Exercise directions:
Make a verbatim copy of the entries below; pictures stay out.

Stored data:
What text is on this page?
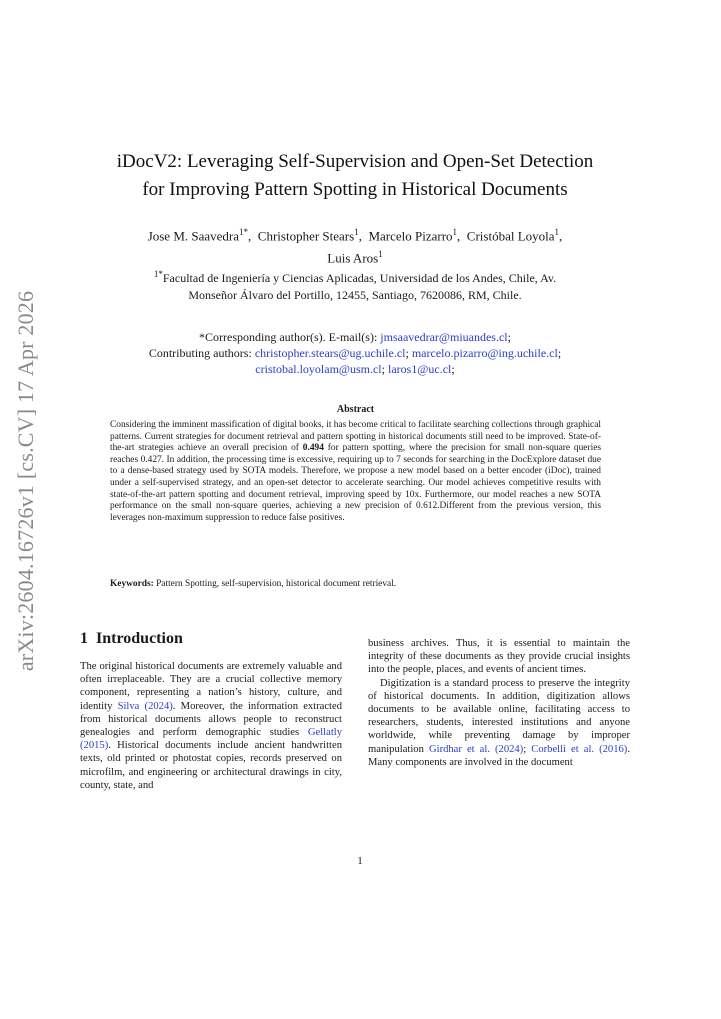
arXiv:2604.16726v1 [cs.CV] 17 Apr 2026
iDocV2: Leveraging Self-Supervision and Open-Set Detection
for Improving Pattern Spotting in Historical Documents
Jose M. Saavedra$^{1*}$,  Christopher Stears$^1$,  Marcelo Pizarro$^1$,  Cristóbal Loyola$^1$,
Luis Aros$^1$
$^{1*}$Facultad de Ingeniería y Ciencias Aplicadas, Universidad de los Andes, Chile, Av.
Monseñor Álvaro del Portillo, 12455, Santiago, 7620086, RM, Chile.
*Corresponding author(s). E-mail(s): jmsaavedrar@miuandes.cl;
Contributing authors: christopher.stears@ug.uchile.cl; marcelo.pizarro@ing.uchile.cl;
cristobal.loyolam@usm.cl; laros1@uc.cl;
Abstract
Considering the imminent massification of digital books, it has become critical to facilitate searching collections through graphical patterns. Current strategies for document retrieval and pattern spotting in historical documents still need to be improved. State-of-the-art strategies achieve an overall precision of 0.494 for pattern spotting, where the precision for small non-square queries reaches 0.427. In addition, the processing time is excessive, requiring up to 7 seconds for searching in the DocExplore dataset due to a dense-based strategy used by SOTA models. Therefore, we propose a new model based on a better encoder (iDoc), trained under a self-supervised strategy, and an open-set detector to accelerate searching. Our model achieves competitive results with state-of-the-art pattern spotting and document retrieval, improving speed by 10x. Furthermore, our model reaches a new SOTA performance on the small non-square queries, achieving a new precision of 0.612.Different from the previous version, this leverages non-maximum suppression to reduce false positives.
Keywords: Pattern Spotting, self-supervision, historical document retrieval.
1 Introduction

The original historical documents are extremely valuable and often irreplaceable. They are a crucial collective memory component, representing a nation’s history, culture, and identity Silva (2024). Moreover, the information extracted from historical documents allows people to reconstruct genealogies and perform demographic studies Gellatly (2015). Historical documents include ancient handwritten texts, old printed or photostat copies, records preserved on microfilm, and engineering or architectural drawings in city, county, state, and

business archives. Thus, it is essential to maintain the integrity of these documents as they provide crucial insights into the people, places, and events of ancient times.

Digitization is a standard process to preserve the integrity of historical documents. In addition, digitization allows documents to be available online, facilitating access to researchers, students, interested institutions and anyone worldwide, while preventing damage by improper manipulation Girdhar et al. (2024); Corbelli et al. (2016). Many components are involved in the document

1
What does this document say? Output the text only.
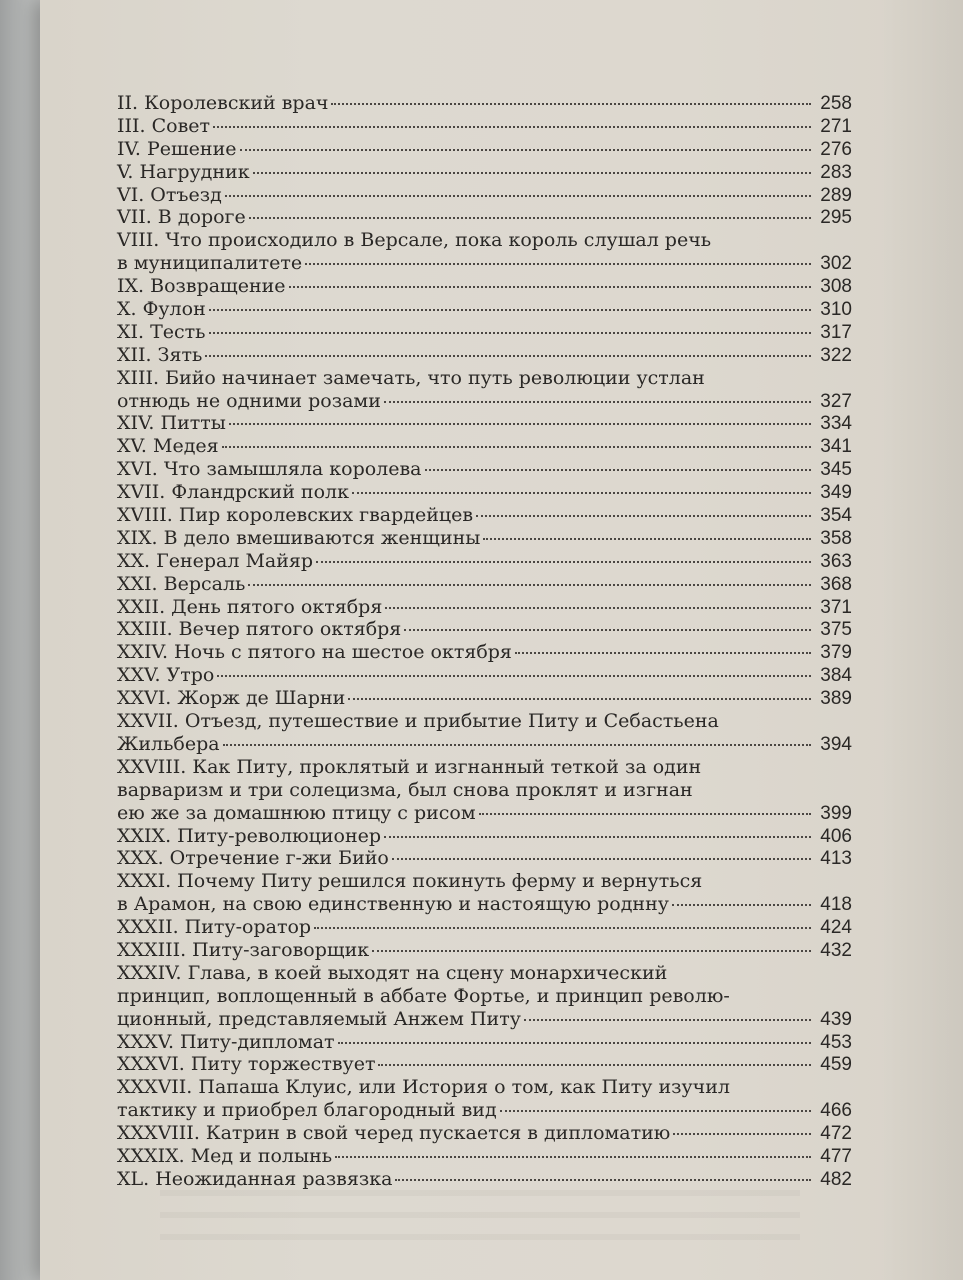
II. Королевский врач	258
III. Совет	271
IV. Решение	276
V. Нагрудник	283
VI. Отъезд	289
VII. В дороге	295
VIII. Что происходило в Версале, пока король слушал речь
в муниципалитете	302
IX. Возвращение	308
X. Фулон	310
XI. Тесть	317
XII. Зять	322
XIII. Бийо начинает замечать, что путь революции устлан
отнюдь не одними розами	327
XIV. Питты	334
XV. Медея	341
XVI. Что замышляла королева	345
XVII. Фландрский полк	349
XVIII. Пир королевских гвардейцев	354
XIX. В дело вмешиваются женщины	358
XX. Генерал Майяр	363
XXI. Версаль	368
XXII. День пятого октября	371
XXIII. Вечер пятого октября	375
XXIV. Ночь с пятого на шестое октября	379
XXV. Утро	384
XXVI. Жорж де Шарни	389
XXVII. Отъезд, путешествие и прибытие Питу и Себастьена
Жильбера	394
XXVIII. Как Питу, проклятый и изгнанный теткой за один
варваризм и три солецизма, был снова проклят и изгнан
ею же за домашнюю птицу с рисом	399
XXIX. Питу-революционер	406
XXX. Отречение г-жи Бийо	413
XXXI. Почему Питу решился покинуть ферму и вернуться
в Арамон, на свою единственную и настоящую роднну	418
XXXII. Питу-оратор	424
XXXIII. Питу-заговорщик	432
XXXIV. Глава, в коей выходят на сцену монархический
принцип, воплощенный в аббате Фортье, и принцип револю-
ционный, представляемый Анжем Питу	439
XXXV. Питу-дипломат	453
XXXVI. Питу торжествует	459
XXXVII. Папаша Клуис, или История о том, как Питу изучил
тактику и приобрел благородный вид	466
XXXVIII. Катрин в свой черед пускается в дипломатию	472
XXXIX. Мед и полынь	477
XL. Неожиданная развязка	482
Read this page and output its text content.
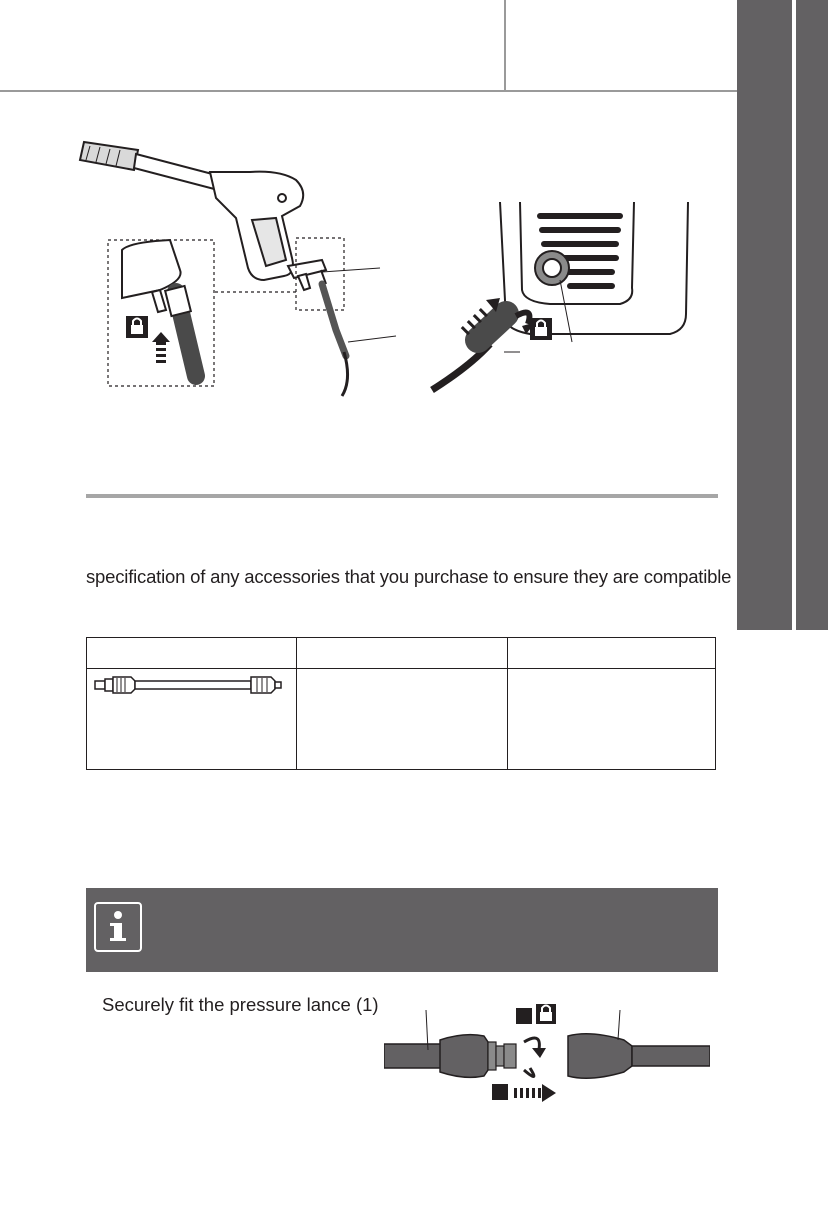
specification of any accessories that you purchase to ensure they are compatible

Securely fit the pressure lance (1)
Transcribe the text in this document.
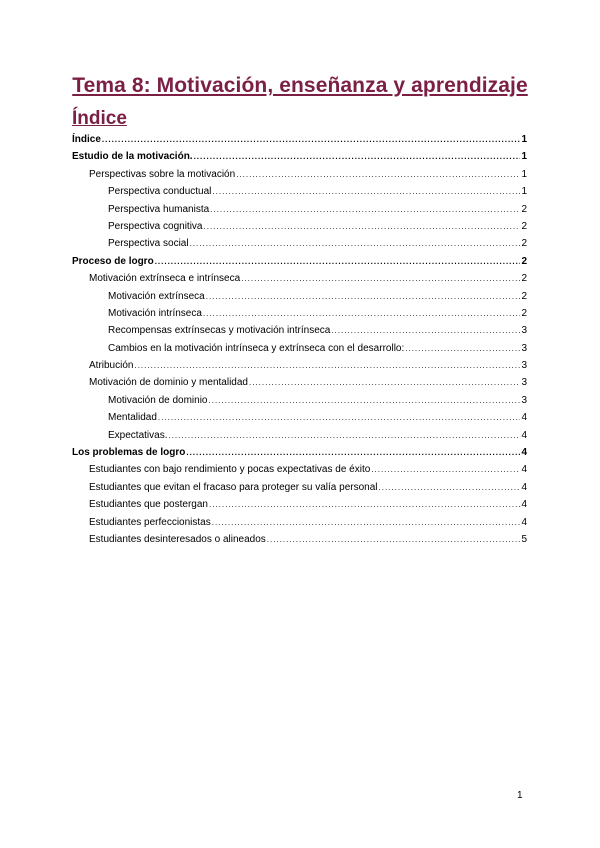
Tema 8: Motivación, enseñanza y aprendizaje
Índice
Índice .....	1
Estudio de la motivación. .....	1
Perspectivas sobre la motivación .....	1
Perspectiva conductual .....	1
Perspectiva humanista .....	2
Perspectiva cognitiva .....	2
Perspectiva social .....	2
Proceso de logro .....	2
Motivación extrínseca e intrínseca .....	2
Motivación extrínseca .....	2
Motivación intrínseca .....	2
Recompensas extrínsecas y motivación intrínseca .....	3
Cambios en la motivación intrínseca y extrínseca con el desarrollo: .....	3
Atribución .....	3
Motivación de dominio y mentalidad .....	3
Motivación de dominio .....	3
Mentalidad .....	4
Expectativas. .....	4
Los problemas de logro .....	4
Estudiantes con bajo rendimiento y pocas expectativas de éxito .....	4
Estudiantes que evitan el fracaso para proteger su valía personal .....	4
Estudiantes que postergan .....	4
Estudiantes perfeccionistas .....	4
Estudiantes desinteresados o alineados .....	5
1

Answer below:
What text is on this page?
arXiv:2604.16726v1 [cs.CV] 17 Apr 2026
iDocV2: Leveraging Self-Supervision and Open-Set Detection
for Improving Pattern Spotting in Historical Documents
Jose M. Saavedra$^{1*}$,  Christopher Stears$^1$,  Marcelo Pizarro$^1$,  Cristóbal Loyola$^1$,
Luis Aros$^1$
$^{1*}$Facultad de Ingeniería y Ciencias Aplicadas, Universidad de los Andes, Chile, Av.
Monseñor Álvaro del Portillo, 12455, Santiago, 7620086, RM, Chile.
*Corresponding author(s). E-mail(s): jmsaavedrar@miuandes.cl;
Contributing authors: christopher.stears@ug.uchile.cl; marcelo.pizarro@ing.uchile.cl;
cristobal.loyolam@usm.cl; laros1@uc.cl;
Abstract
Considering the imminent massification of digital books, it has become critical to facilitate searching collections through graphical patterns. Current strategies for document retrieval and pattern spotting in historical documents still need to be improved. State-of-the-art strategies achieve an overall precision of 0.494 for pattern spotting, where the precision for small non-square queries reaches 0.427. In addition, the processing time is excessive, requiring up to 7 seconds for searching in the DocExplore dataset due to a dense-based strategy used by SOTA models. Therefore, we propose a new model based on a better encoder (iDoc), trained under a self-supervised strategy, and an open-set detector to accelerate searching. Our model achieves competitive results with state-of-the-art pattern spotting and document retrieval, improving speed by 10x. Furthermore, our model reaches a new SOTA performance on the small non-square queries, achieving a new precision of 0.612.Different from the previous version, this leverages non-maximum suppression to reduce false positives.
Keywords: Pattern Spotting, self-supervision, historical document retrieval.
1 Introduction

The original historical documents are extremely valuable and often irreplaceable. They are a crucial collective memory component, representing a nation’s history, culture, and identity Silva (2024). Moreover, the information extracted from historical documents allows people to reconstruct genealogies and perform demographic studies Gellatly (2015). Historical documents include ancient handwritten texts, old printed or photostat copies, records preserved on microfilm, and engineering or architectural drawings in city, county, state, and

business archives. Thus, it is essential to maintain the integrity of these documents as they provide crucial insights into the people, places, and events of ancient times.

Digitization is a standard process to preserve the integrity of historical documents. In addition, digitization allows documents to be available online, facilitating access to researchers, students, interested institutions and anyone worldwide, while preventing damage by improper manipulation Girdhar et al. (2024); Corbelli et al. (2016). Many components are involved in the document

1
What does this document say? Output the text only.
II. Королевский врач	258
III. Совет	271
IV. Решение	276
V. Нагрудник	283
VI. Отъезд	289
VII. В дороге	295
VIII. Что происходило в Версале, пока король слушал речь
в муниципалитете	302
IX. Возвращение	308
X. Фулон	310
XI. Тесть	317
XII. Зять	322
XIII. Бийо начинает замечать, что путь революции устлан
отнюдь не одними розами	327
XIV. Питты	334
XV. Медея	341
XVI. Что замышляла королева	345
XVII. Фландрский полк	349
XVIII. Пир королевских гвардейцев	354
XIX. В дело вмешиваются женщины	358
XX. Генерал Майяр	363
XXI. Версаль	368
XXII. День пятого октября	371
XXIII. Вечер пятого октября	375
XXIV. Ночь с пятого на шестое октября	379
XXV. Утро	384
XXVI. Жорж де Шарни	389
XXVII. Отъезд, путешествие и прибытие Питу и Себастьена
Жильбера	394
XXVIII. Как Питу, проклятый и изгнанный теткой за один
варваризм и три солецизма, был снова проклят и изгнан
ею же за домашнюю птицу с рисом	399
XXIX. Питу-революционер	406
XXX. Отречение г-жи Бийо	413
XXXI. Почему Питу решился покинуть ферму и вернуться
в Арамон, на свою единственную и настоящую роднну	418
XXXII. Питу-оратор	424
XXXIII. Питу-заговорщик	432
XXXIV. Глава, в коей выходят на сцену монархический
принцип, воплощенный в аббате Фортье, и принцип револю-
ционный, представляемый Анжем Питу	439
XXXV. Питу-дипломат	453
XXXVI. Питу торжествует	459
XXXVII. Папаша Клуис, или История о том, как Питу изучил
тактику и приобрел благородный вид	466
XXXVIII. Катрин в свой черед пускается в дипломатию	472
XXXIX. Мед и полынь	477
XL. Неожиданная развязка	482
Read this page and output its text content.
specification of any accessories that you purchase to ensure they are compatible

Securely fit the pressure lance (1)
Transcribe the text in this document.
Tema 8: Motivación, enseñanza y aprendizaje
Índice
Índice .....	1
Estudio de la motivación. .....	1
Perspectivas sobre la motivación .....	1
Perspectiva conductual .....	1
Perspectiva humanista .....	2
Perspectiva cognitiva .....	2
Perspectiva social .....	2
Proceso de logro .....	2
Motivación extrínseca e intrínseca .....	2
Motivación extrínseca .....	2
Motivación intrínseca .....	2
Recompensas extrínsecas y motivación intrínseca .....	3
Cambios en la motivación intrínseca y extrínseca con el desarrollo: .....	3
Atribución .....	3
Motivación de dominio y mentalidad .....	3
Motivación de dominio .....	3
Mentalidad .....	4
Expectativas. .....	4
Los problemas de logro .....	4
Estudiantes con bajo rendimiento y pocas expectativas de éxito .....	4
Estudiantes que evitan el fracaso para proteger su valía personal .....	4
Estudiantes que postergan .....	4
Estudiantes perfeccionistas .....	4
Estudiantes desinteresados o alineados .....	5
1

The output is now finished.